WHAT THE EXERCISE ASKS >> Please update the data below by replacing "photo-percentage" with "photo-percent-label" everywhere it occurs, then write out every line again with nothing else changed.

INFORMATION PROVIDED >>
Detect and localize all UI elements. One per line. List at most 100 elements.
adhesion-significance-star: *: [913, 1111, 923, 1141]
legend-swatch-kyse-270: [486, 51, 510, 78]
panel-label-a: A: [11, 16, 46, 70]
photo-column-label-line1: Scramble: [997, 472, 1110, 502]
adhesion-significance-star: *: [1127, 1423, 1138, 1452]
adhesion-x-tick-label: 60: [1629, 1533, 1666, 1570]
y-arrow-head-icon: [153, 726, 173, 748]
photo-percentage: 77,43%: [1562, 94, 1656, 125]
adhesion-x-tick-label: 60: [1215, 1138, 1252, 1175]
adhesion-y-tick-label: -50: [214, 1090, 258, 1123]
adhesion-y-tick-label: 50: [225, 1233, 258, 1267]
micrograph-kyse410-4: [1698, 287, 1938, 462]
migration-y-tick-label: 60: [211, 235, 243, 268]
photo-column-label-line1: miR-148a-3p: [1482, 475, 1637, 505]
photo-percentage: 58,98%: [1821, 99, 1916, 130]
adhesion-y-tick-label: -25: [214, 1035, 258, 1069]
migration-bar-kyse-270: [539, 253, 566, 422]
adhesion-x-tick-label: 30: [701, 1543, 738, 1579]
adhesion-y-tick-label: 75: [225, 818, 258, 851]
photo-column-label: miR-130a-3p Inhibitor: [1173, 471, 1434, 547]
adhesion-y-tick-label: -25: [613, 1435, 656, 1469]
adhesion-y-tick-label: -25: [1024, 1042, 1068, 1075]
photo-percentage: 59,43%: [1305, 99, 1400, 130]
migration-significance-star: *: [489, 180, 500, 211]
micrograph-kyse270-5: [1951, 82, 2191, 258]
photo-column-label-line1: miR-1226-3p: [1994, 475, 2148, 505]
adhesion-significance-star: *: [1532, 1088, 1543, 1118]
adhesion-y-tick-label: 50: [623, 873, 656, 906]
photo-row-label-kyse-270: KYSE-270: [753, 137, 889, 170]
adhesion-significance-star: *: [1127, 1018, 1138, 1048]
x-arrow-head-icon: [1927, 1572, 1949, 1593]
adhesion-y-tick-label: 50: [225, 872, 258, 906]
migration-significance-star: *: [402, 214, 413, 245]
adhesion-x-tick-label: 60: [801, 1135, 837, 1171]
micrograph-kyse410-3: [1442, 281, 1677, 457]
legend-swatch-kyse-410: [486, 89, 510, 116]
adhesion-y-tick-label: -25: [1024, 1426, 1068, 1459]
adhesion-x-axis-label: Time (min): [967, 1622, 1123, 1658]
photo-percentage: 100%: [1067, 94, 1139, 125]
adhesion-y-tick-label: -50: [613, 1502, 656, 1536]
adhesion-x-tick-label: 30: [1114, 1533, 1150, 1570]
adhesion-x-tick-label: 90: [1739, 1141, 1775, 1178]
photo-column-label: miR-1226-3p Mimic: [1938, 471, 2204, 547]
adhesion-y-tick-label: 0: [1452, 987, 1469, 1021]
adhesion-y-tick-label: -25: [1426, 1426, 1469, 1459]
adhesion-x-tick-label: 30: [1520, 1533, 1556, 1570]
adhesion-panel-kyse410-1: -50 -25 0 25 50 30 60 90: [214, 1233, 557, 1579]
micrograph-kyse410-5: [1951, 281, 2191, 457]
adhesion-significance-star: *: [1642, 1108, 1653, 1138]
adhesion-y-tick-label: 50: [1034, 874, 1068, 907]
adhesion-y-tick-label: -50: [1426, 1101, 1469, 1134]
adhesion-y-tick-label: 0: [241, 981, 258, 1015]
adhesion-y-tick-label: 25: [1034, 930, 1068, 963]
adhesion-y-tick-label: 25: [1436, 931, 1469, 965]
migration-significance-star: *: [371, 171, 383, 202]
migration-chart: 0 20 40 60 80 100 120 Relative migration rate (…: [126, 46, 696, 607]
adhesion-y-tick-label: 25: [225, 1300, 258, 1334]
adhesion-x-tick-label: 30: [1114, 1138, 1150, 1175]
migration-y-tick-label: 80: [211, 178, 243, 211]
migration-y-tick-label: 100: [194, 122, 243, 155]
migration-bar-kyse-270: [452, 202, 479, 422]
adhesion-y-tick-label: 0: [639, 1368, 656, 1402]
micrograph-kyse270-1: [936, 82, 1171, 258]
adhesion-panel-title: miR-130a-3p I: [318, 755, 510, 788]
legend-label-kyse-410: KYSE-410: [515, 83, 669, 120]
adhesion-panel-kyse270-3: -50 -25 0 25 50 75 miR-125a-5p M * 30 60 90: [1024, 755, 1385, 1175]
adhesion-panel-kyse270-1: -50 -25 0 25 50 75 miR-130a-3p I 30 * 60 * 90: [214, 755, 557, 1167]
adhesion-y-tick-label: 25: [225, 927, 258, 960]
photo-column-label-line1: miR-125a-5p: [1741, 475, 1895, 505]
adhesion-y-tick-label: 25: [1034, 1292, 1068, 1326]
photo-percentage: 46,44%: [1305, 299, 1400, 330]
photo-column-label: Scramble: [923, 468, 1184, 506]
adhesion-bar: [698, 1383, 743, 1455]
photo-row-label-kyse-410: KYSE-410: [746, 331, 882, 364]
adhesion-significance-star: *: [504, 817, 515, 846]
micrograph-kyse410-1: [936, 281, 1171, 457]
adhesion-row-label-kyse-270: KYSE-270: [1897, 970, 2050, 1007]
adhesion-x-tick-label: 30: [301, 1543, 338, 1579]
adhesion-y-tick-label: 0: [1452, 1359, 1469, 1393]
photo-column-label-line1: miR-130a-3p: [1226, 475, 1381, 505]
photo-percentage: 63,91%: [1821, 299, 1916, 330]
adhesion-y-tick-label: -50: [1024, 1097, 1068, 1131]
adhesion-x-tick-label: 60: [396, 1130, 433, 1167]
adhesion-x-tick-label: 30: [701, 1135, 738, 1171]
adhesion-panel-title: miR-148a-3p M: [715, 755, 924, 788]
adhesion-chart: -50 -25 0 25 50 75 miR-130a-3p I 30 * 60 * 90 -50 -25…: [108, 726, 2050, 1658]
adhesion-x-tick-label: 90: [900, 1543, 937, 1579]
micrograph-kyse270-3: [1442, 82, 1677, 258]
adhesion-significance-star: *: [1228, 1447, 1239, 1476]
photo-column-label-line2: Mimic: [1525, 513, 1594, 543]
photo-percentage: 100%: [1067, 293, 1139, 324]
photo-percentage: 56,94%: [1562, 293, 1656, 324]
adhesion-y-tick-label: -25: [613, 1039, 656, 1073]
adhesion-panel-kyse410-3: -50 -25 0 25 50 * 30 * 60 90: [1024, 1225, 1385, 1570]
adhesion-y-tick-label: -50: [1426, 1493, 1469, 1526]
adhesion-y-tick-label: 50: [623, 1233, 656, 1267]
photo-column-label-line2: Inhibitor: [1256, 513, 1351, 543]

WRITTEN SOLUTION >>
Detect and localize all UI elements. One per line. List at most 100 elements.
adhesion-significance-star: *: [913, 1111, 923, 1141]
legend-swatch-kyse-270: [486, 51, 510, 78]
panel-label-a: A: [11, 16, 46, 70]
photo-column-label-line1: Scramble: [997, 472, 1110, 502]
adhesion-significance-star: *: [1127, 1423, 1138, 1452]
adhesion-x-tick-label: 60: [1629, 1533, 1666, 1570]
y-arrow-head-icon: [153, 726, 173, 748]
photo-percent-label: 77,43%: [1562, 94, 1656, 125]
adhesion-x-tick-label: 60: [1215, 1138, 1252, 1175]
adhesion-y-tick-label: -50: [214, 1090, 258, 1123]
adhesion-y-tick-label: 50: [225, 1233, 258, 1267]
micrograph-kyse410-4: [1698, 287, 1938, 462]
migration-y-tick-label: 60: [211, 235, 243, 268]
photo-column-label-line1: miR-148a-3p: [1482, 475, 1637, 505]
photo-percent-label: 58,98%: [1821, 99, 1916, 130]
adhesion-y-tick-label: -25: [214, 1035, 258, 1069]
migration-bar-kyse-270: [539, 253, 566, 422]
adhesion-x-tick-label: 30: [701, 1543, 738, 1579]
adhesion-y-tick-label: 75: [225, 818, 258, 851]
photo-column-label: miR-130a-3p Inhibitor: [1173, 471, 1434, 547]
adhesion-y-tick-label: -25: [613, 1435, 656, 1469]
adhesion-y-tick-label: -25: [1024, 1042, 1068, 1075]
photo-percent-label: 59,43%: [1305, 99, 1400, 130]
migration-significance-star: *: [489, 180, 500, 211]
micrograph-kyse270-5: [1951, 82, 2191, 258]
photo-column-label-line1: miR-1226-3p: [1994, 475, 2148, 505]
adhesion-significance-star: *: [1532, 1088, 1543, 1118]
adhesion-y-tick-label: 50: [623, 873, 656, 906]
photo-row-label-kyse-270: KYSE-270: [753, 137, 889, 170]
adhesion-significance-star: *: [1127, 1018, 1138, 1048]
x-arrow-head-icon: [1927, 1572, 1949, 1593]
adhesion-y-tick-label: 50: [225, 872, 258, 906]
migration-significance-star: *: [402, 214, 413, 245]
adhesion-x-tick-label: 60: [801, 1135, 837, 1171]
micrograph-kyse410-3: [1442, 281, 1677, 457]
legend-swatch-kyse-410: [486, 89, 510, 116]
adhesion-y-tick-label: -25: [1024, 1426, 1068, 1459]
adhesion-x-axis-label: Time (min): [967, 1622, 1123, 1658]
photo-percent-label: 100%: [1067, 94, 1139, 125]
adhesion-y-tick-label: -50: [613, 1502, 656, 1536]
adhesion-x-tick-label: 30: [1114, 1533, 1150, 1570]
adhesion-x-tick-label: 90: [1739, 1141, 1775, 1178]
photo-column-label: miR-1226-3p Mimic: [1938, 471, 2204, 547]
adhesion-y-tick-label: 0: [1452, 987, 1469, 1021]
adhesion-y-tick-label: -25: [1426, 1426, 1469, 1459]
adhesion-x-tick-label: 30: [1520, 1533, 1556, 1570]
adhesion-panel-kyse410-1: -50 -25 0 25 50 30 60 90: [214, 1233, 557, 1579]
micrograph-kyse410-5: [1951, 281, 2191, 457]
adhesion-significance-star: *: [1642, 1108, 1653, 1138]
adhesion-y-tick-label: 50: [1034, 874, 1068, 907]
adhesion-y-tick-label: -50: [1426, 1101, 1469, 1134]
adhesion-y-tick-label: 0: [241, 981, 258, 1015]
adhesion-y-tick-label: 25: [1034, 930, 1068, 963]
adhesion-y-tick-label: 25: [1436, 931, 1469, 965]
migration-significance-star: *: [371, 171, 383, 202]
migration-chart: 0 20 40 60 80 100 120 Relative migration rate (…: [126, 46, 696, 607]
adhesion-y-tick-label: 25: [225, 1300, 258, 1334]
adhesion-x-tick-label: 30: [1114, 1138, 1150, 1175]
migration-y-tick-label: 80: [211, 178, 243, 211]
migration-y-tick-label: 100: [194, 122, 243, 155]
migration-bar-kyse-270: [452, 202, 479, 422]
adhesion-y-tick-label: 0: [639, 1368, 656, 1402]
micrograph-kyse270-1: [936, 82, 1171, 258]
adhesion-panel-title: miR-130a-3p I: [318, 755, 510, 788]
legend-label-kyse-410: KYSE-410: [515, 83, 669, 120]
adhesion-panel-kyse270-3: -50 -25 0 25 50 75 miR-125a-5p M * 30 60 90: [1024, 755, 1385, 1175]
adhesion-panel-kyse270-1: -50 -25 0 25 50 75 miR-130a-3p I 30 * 60 * 90: [214, 755, 557, 1167]
adhesion-y-tick-label: 25: [225, 927, 258, 960]
photo-column-label-line1: miR-125a-5p: [1741, 475, 1895, 505]
adhesion-y-tick-label: 25: [1034, 1292, 1068, 1326]
photo-percent-label: 46,44%: [1305, 299, 1400, 330]
photo-column-label: Scramble: [923, 468, 1184, 506]
adhesion-bar: [698, 1383, 743, 1455]
photo-row-label-kyse-410: KYSE-410: [746, 331, 882, 364]
adhesion-significance-star: *: [504, 817, 515, 846]
micrograph-kyse410-1: [936, 281, 1171, 457]
adhesion-row-label-kyse-270: KYSE-270: [1897, 970, 2050, 1007]
adhesion-x-tick-label: 30: [301, 1543, 338, 1579]
adhesion-y-tick-label: 0: [1452, 1359, 1469, 1393]
photo-column-label-line1: miR-130a-3p: [1226, 475, 1381, 505]
photo-percent-label: 63,91%: [1821, 299, 1916, 330]
adhesion-y-tick-label: -50: [1024, 1097, 1068, 1131]
adhesion-x-tick-label: 60: [396, 1130, 433, 1167]
adhesion-x-tick-label: 30: [701, 1135, 738, 1171]
adhesion-panel-title: miR-148a-3p M: [715, 755, 924, 788]
adhesion-chart: -50 -25 0 25 50 75 miR-130a-3p I 30 * 60 * 90 -50 -25…: [108, 726, 2050, 1658]
adhesion-x-tick-label: 90: [900, 1543, 937, 1579]
micrograph-kyse270-3: [1442, 82, 1677, 258]
adhesion-significance-star: *: [1228, 1447, 1239, 1476]
photo-column-label-line2: Mimic: [1525, 513, 1594, 543]
photo-percent-label: 100%: [1067, 293, 1139, 324]
photo-percent-label: 56,94%: [1562, 293, 1656, 324]
adhesion-y-tick-label: -25: [613, 1039, 656, 1073]
adhesion-panel-kyse410-3: -50 -25 0 25 50 * 30 * 60 90: [1024, 1225, 1385, 1570]
adhesion-y-tick-label: -50: [1426, 1493, 1469, 1526]
adhesion-y-tick-label: 50: [623, 1233, 656, 1267]
photo-column-label-line2: Inhibitor: [1256, 513, 1351, 543]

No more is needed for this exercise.